---- DATA SUPPLIED

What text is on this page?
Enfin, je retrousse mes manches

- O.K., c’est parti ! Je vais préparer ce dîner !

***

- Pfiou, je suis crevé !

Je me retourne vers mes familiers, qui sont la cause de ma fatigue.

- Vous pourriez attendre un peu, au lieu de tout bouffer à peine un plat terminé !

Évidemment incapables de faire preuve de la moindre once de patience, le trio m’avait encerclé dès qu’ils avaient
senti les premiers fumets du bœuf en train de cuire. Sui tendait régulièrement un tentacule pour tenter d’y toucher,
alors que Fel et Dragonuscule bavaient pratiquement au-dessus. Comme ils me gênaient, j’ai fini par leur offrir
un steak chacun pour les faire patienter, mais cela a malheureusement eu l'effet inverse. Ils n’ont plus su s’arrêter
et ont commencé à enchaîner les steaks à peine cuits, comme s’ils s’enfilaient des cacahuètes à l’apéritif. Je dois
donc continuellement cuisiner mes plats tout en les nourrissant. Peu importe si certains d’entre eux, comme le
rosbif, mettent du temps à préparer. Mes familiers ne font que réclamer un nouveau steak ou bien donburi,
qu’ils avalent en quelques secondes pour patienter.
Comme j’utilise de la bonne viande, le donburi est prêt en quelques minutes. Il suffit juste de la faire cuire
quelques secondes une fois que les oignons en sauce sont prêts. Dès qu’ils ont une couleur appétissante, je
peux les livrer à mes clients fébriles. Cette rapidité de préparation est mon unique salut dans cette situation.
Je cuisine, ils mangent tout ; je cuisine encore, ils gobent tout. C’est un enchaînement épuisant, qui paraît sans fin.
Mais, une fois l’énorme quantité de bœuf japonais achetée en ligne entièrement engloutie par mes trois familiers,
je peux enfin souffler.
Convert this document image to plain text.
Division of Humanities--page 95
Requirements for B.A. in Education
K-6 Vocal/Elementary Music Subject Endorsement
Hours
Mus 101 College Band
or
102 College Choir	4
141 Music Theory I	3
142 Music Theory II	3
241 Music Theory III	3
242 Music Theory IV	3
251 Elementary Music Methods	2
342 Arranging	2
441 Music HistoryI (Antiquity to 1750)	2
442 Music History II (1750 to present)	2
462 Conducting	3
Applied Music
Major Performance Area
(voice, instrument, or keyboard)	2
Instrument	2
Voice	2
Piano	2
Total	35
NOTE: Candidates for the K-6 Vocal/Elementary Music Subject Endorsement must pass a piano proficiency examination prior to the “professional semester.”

--------

Reproduce each entry exactly, leaving out nothing.

What text is on this page?
Enfin, je retrousse mes manches

- O.K., c’est parti ! Je vais préparer ce dîner !

***

- Pfiou, je suis crevé !

Je me retourne vers mes familiers, qui sont la cause de ma fatigue.

- Vous pourriez attendre un peu, au lieu de tout bouffer à peine un plat terminé !

Évidemment incapables de faire preuve de la moindre once de patience, le trio m’avait encerclé dès qu’ils avaient
senti les premiers fumets du bœuf en train de cuire. Sui tendait régulièrement un tentacule pour tenter d’y toucher,
alors que Fel et Dragonuscule bavaient pratiquement au-dessus. Comme ils me gênaient, j’ai fini par leur offrir
un steak chacun pour les faire patienter, mais cela a malheureusement eu l'effet inverse. Ils n’ont plus su s’arrêter
et ont commencé à enchaîner les steaks à peine cuits, comme s’ils s’enfilaient des cacahuètes à l’apéritif. Je dois
donc continuellement cuisiner mes plats tout en les nourrissant. Peu importe si certains d’entre eux, comme le
rosbif, mettent du temps à préparer. Mes familiers ne font que réclamer un nouveau steak ou bien donburi,
qu’ils avalent en quelques secondes pour patienter.
Comme j’utilise de la bonne viande, le donburi est prêt en quelques minutes. Il suffit juste de la faire cuire
quelques secondes une fois que les oignons en sauce sont prêts. Dès qu’ils ont une couleur appétissante, je
peux les livrer à mes clients fébriles. Cette rapidité de préparation est mon unique salut dans cette situation.
Je cuisine, ils mangent tout ; je cuisine encore, ils gobent tout. C’est un enchaînement épuisant, qui paraît sans fin.
Mais, une fois l’énorme quantité de bœuf japonais achetée en ligne entièrement engloutie par mes trois familiers,
je peux enfin souffler.
Convert this document image to plain text.
Division of Humanities--page 95
Requirements for B.A. in Education
K-6 Vocal/Elementary Music Subject Endorsement
Hours
Mus 101 College Band
or
102 College Choir	4
141 Music Theory I	3
142 Music Theory II	3
241 Music Theory III	3
242 Music Theory IV	3
251 Elementary Music Methods	2
342 Arranging	2
441 Music HistoryI (Antiquity to 1750)	2
442 Music History II (1750 to present)	2
462 Conducting	3
Applied Music
Major Performance Area
(voice, instrument, or keyboard)	2
Instrument	2
Voice	2
Piano	2
Total	35
NOTE: Candidates for the K-6 Vocal/Elementary Music Subject Endorsement must pass a piano proficiency examination prior to the “professional semester.”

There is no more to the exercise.